● WHAT THE EXERCISE ASKS
Note how many lines include the word "Fixed", and give that number by itself.

****************************************

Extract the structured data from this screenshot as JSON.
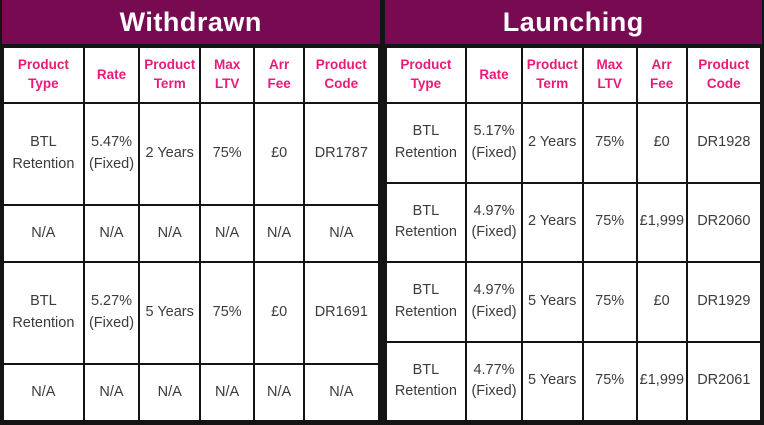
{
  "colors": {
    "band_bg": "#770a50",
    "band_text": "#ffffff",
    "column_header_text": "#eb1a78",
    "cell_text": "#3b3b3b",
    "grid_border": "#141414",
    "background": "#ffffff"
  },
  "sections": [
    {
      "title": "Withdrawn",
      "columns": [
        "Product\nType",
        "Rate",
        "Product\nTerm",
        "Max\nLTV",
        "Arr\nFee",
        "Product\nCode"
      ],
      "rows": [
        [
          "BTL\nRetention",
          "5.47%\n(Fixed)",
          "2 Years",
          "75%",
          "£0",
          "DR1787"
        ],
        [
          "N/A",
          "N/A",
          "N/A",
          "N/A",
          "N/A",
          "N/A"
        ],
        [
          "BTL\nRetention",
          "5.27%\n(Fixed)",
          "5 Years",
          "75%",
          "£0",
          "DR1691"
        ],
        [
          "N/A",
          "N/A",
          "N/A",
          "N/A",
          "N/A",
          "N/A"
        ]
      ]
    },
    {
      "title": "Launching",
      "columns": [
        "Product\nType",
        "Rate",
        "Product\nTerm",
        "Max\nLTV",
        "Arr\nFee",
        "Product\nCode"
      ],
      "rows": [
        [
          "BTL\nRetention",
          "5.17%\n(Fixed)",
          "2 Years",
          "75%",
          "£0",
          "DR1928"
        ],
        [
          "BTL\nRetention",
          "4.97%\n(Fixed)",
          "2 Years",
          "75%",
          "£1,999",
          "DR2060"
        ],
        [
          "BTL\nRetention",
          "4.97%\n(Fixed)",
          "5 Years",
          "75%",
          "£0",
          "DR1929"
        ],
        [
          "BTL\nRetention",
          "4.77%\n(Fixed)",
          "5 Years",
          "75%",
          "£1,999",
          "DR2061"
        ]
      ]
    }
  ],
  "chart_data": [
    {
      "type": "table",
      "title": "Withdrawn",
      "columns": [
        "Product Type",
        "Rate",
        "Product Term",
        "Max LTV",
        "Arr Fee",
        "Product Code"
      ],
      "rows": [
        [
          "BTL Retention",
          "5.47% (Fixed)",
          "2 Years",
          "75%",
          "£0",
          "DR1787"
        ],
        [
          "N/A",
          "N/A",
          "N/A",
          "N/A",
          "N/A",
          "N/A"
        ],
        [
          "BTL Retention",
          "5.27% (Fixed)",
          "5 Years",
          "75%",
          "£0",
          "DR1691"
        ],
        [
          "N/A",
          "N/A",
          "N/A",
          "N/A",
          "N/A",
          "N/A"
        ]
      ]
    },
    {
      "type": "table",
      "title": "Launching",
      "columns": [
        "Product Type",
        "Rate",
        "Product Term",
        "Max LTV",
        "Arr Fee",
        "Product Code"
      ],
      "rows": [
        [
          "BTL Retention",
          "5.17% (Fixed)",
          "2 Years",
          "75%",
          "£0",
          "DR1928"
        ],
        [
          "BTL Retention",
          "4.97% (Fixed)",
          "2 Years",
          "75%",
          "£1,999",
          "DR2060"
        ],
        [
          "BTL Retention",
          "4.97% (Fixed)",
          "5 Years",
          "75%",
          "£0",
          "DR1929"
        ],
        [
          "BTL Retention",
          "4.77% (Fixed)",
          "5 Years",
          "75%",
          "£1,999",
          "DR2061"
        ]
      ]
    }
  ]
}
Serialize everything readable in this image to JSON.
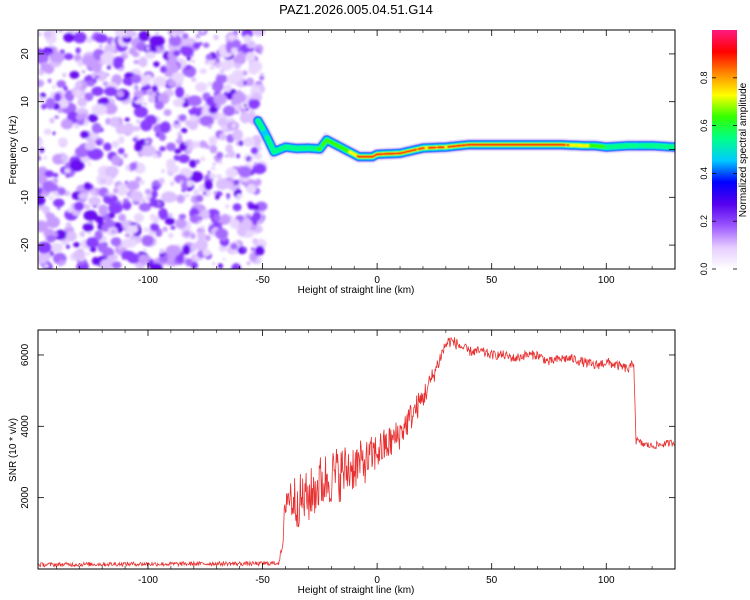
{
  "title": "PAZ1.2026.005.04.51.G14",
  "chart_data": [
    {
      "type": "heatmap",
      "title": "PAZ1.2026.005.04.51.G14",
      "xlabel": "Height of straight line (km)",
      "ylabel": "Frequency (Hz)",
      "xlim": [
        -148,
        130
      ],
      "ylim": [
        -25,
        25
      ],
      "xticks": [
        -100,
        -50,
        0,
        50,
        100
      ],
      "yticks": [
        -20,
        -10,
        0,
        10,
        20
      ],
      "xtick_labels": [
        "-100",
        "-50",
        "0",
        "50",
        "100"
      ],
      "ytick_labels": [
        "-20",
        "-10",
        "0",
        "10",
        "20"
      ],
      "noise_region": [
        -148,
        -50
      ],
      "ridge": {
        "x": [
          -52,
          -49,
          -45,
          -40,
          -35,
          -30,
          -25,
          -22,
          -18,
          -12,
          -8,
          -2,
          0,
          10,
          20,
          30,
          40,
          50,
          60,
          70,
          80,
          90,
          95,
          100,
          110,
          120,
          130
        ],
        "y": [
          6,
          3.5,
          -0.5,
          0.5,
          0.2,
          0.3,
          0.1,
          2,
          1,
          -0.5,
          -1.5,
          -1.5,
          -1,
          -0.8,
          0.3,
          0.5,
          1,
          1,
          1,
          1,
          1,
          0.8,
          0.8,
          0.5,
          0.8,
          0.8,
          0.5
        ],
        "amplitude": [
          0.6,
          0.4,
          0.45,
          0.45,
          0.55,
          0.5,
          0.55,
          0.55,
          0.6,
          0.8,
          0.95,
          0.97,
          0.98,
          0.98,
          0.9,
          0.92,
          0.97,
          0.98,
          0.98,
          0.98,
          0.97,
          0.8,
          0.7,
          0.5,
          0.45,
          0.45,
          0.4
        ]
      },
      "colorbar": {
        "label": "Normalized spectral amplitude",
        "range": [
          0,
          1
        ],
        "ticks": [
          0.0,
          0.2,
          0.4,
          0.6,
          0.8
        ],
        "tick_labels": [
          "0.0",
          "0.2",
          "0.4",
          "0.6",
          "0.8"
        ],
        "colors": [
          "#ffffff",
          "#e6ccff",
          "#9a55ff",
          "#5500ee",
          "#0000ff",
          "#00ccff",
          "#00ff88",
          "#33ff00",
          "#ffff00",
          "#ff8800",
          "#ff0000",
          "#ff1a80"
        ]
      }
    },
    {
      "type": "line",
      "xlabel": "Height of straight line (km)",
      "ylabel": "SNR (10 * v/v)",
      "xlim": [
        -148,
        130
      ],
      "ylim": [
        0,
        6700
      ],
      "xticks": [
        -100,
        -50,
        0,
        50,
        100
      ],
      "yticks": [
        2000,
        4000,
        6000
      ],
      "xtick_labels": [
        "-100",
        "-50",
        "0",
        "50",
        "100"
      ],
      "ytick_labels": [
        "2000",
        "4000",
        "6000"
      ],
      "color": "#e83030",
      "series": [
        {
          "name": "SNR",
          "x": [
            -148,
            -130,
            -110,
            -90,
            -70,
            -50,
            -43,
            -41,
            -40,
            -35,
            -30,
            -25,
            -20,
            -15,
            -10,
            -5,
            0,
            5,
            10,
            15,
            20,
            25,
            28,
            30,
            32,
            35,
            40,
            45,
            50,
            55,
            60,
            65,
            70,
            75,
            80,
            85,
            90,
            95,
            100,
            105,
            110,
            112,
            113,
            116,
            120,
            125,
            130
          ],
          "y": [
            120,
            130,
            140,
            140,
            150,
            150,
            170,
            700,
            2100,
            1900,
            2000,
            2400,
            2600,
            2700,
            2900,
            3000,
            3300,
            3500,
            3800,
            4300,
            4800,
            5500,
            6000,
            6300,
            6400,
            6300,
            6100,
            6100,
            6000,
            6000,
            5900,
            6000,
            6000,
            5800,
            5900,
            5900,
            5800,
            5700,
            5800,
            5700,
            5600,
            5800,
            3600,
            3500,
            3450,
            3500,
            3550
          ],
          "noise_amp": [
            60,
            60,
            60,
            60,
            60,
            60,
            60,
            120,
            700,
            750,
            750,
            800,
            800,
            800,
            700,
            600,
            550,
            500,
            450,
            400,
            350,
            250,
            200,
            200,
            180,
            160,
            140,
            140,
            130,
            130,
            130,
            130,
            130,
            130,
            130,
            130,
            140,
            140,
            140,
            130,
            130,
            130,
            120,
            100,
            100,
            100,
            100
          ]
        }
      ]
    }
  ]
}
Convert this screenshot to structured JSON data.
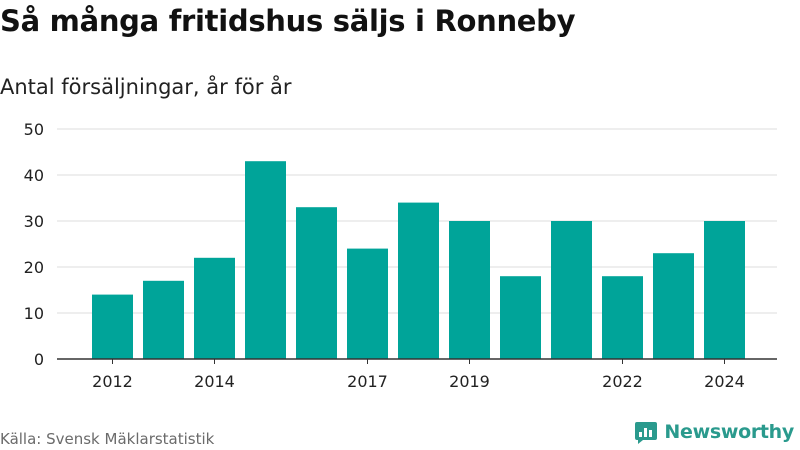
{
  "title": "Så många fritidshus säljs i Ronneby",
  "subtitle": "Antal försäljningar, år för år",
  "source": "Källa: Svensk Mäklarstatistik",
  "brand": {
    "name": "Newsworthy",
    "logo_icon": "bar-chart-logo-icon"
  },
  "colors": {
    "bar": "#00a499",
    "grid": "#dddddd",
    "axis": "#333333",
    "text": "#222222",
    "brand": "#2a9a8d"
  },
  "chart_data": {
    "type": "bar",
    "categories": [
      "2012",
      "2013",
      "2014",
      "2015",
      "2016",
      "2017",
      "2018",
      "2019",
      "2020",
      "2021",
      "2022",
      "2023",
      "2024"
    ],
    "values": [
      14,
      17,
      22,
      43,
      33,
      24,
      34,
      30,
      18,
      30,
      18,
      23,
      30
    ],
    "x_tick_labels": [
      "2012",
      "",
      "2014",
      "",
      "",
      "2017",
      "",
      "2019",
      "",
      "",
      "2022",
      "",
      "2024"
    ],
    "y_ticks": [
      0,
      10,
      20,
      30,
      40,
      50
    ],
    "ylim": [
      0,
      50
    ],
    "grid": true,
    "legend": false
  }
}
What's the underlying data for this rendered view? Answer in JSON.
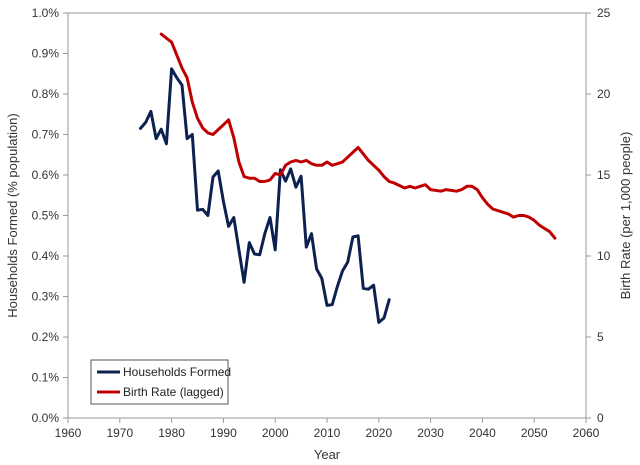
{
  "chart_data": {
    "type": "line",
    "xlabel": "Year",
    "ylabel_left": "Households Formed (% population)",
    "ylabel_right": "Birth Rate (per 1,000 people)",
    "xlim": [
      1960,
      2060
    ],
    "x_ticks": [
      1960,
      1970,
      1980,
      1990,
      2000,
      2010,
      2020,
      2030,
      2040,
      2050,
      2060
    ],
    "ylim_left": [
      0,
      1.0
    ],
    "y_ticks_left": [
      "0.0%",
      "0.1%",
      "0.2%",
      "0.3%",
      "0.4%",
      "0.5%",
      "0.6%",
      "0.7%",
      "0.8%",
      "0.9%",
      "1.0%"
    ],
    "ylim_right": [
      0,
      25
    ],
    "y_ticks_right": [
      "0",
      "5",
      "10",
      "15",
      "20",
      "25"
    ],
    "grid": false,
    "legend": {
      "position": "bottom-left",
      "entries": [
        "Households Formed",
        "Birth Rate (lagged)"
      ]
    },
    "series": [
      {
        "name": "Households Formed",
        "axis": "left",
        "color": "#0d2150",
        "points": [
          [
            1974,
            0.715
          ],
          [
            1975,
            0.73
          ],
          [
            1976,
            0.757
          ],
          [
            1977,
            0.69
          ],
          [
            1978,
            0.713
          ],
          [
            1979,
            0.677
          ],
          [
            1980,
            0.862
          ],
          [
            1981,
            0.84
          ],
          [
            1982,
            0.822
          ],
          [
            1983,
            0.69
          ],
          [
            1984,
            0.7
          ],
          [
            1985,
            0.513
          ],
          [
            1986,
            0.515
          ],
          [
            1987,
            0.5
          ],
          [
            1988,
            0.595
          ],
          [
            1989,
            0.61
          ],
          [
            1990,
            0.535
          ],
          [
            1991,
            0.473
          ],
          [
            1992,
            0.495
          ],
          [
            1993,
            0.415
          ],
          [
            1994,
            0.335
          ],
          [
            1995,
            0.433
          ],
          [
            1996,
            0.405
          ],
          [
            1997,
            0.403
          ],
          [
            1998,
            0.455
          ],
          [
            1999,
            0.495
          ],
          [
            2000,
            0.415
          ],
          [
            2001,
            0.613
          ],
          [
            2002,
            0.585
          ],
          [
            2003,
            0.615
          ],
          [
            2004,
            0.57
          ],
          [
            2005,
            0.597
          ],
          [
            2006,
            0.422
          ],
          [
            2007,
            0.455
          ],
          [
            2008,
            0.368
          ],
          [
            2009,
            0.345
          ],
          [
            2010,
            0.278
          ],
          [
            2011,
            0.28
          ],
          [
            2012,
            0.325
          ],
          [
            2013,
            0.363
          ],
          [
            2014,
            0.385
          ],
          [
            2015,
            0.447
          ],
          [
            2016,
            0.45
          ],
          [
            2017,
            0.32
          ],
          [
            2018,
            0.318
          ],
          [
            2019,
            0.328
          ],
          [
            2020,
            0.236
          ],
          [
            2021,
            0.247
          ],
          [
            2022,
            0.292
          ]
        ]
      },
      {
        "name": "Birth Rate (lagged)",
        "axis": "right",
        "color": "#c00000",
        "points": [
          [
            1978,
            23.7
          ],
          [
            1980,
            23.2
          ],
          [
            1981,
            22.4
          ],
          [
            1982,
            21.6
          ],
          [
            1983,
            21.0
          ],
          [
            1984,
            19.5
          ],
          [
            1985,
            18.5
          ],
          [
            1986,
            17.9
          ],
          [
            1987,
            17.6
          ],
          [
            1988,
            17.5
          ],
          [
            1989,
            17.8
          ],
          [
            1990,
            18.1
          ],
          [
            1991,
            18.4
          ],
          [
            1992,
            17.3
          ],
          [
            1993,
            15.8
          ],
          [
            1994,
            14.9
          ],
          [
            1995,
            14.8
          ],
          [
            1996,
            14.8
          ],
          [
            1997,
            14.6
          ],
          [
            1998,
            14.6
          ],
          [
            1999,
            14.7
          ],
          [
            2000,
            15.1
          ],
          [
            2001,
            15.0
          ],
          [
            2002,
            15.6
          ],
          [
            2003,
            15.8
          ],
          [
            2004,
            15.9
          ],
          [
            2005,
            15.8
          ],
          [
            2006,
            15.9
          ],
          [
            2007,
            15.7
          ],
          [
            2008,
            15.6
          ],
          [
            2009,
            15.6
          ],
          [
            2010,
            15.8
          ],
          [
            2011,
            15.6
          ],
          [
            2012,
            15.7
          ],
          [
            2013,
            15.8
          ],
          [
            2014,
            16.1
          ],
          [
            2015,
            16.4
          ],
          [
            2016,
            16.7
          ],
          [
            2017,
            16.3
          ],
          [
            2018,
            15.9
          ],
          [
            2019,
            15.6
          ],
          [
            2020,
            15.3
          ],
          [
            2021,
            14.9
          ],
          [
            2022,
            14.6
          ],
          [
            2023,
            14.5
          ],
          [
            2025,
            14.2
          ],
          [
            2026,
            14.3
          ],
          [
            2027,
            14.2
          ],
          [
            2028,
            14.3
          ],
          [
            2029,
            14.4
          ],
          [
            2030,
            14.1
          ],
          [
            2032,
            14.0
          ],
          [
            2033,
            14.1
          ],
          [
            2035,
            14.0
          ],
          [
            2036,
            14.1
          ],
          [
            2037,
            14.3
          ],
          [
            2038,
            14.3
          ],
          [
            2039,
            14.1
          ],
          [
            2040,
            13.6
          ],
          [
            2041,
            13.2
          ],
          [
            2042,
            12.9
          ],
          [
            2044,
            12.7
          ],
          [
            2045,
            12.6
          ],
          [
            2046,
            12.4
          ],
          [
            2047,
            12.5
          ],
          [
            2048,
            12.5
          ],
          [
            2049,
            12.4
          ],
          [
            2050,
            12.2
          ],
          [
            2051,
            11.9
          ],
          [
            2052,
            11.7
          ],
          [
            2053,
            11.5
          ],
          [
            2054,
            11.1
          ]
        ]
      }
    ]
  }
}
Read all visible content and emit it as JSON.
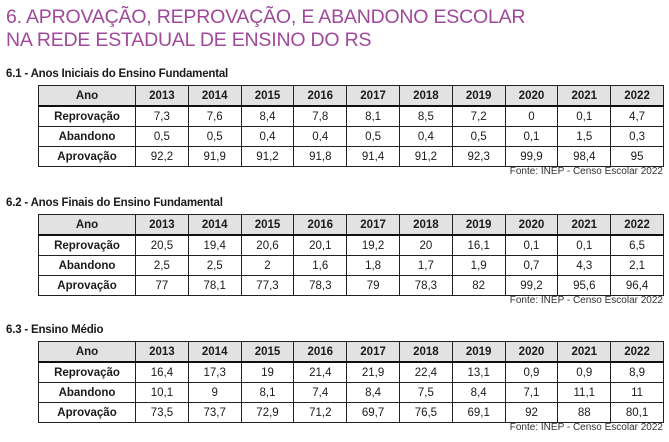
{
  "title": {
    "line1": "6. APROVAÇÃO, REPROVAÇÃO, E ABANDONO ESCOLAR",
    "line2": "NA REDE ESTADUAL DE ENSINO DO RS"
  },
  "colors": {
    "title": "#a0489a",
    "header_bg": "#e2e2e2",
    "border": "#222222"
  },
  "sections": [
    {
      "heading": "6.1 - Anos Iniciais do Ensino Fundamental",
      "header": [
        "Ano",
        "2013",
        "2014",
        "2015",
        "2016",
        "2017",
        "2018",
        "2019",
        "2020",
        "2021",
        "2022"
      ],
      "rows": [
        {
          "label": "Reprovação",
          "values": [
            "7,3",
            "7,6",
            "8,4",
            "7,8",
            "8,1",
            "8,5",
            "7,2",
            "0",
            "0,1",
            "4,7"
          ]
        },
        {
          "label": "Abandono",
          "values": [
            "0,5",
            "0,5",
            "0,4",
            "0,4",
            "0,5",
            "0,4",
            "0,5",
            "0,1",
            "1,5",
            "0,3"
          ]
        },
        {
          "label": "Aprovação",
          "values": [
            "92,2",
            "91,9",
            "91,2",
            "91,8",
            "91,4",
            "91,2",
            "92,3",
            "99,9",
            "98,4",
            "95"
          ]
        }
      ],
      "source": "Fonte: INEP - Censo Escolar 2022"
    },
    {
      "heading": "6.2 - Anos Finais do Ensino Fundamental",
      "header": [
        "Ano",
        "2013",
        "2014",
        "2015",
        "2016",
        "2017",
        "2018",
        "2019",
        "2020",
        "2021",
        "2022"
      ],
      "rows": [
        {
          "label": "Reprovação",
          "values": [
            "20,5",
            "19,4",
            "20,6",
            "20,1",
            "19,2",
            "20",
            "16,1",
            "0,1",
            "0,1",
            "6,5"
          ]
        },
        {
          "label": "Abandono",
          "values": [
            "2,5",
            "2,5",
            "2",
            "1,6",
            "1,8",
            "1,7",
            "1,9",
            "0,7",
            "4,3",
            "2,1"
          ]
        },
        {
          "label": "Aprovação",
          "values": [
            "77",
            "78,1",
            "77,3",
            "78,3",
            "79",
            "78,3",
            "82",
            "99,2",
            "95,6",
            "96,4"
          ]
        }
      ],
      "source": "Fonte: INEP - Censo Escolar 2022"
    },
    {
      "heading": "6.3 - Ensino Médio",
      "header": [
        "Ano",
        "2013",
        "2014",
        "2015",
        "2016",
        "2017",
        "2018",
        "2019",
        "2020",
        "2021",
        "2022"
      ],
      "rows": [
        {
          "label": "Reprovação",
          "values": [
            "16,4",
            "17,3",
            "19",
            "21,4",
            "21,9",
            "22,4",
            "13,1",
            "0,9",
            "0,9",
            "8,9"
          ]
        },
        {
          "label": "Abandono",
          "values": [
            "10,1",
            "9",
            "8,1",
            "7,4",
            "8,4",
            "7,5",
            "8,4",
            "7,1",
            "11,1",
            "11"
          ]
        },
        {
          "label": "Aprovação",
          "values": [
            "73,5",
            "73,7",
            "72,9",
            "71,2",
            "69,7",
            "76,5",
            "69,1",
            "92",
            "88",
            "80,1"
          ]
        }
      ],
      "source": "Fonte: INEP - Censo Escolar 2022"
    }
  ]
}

****************************************

● CORRECT RESPONSE
12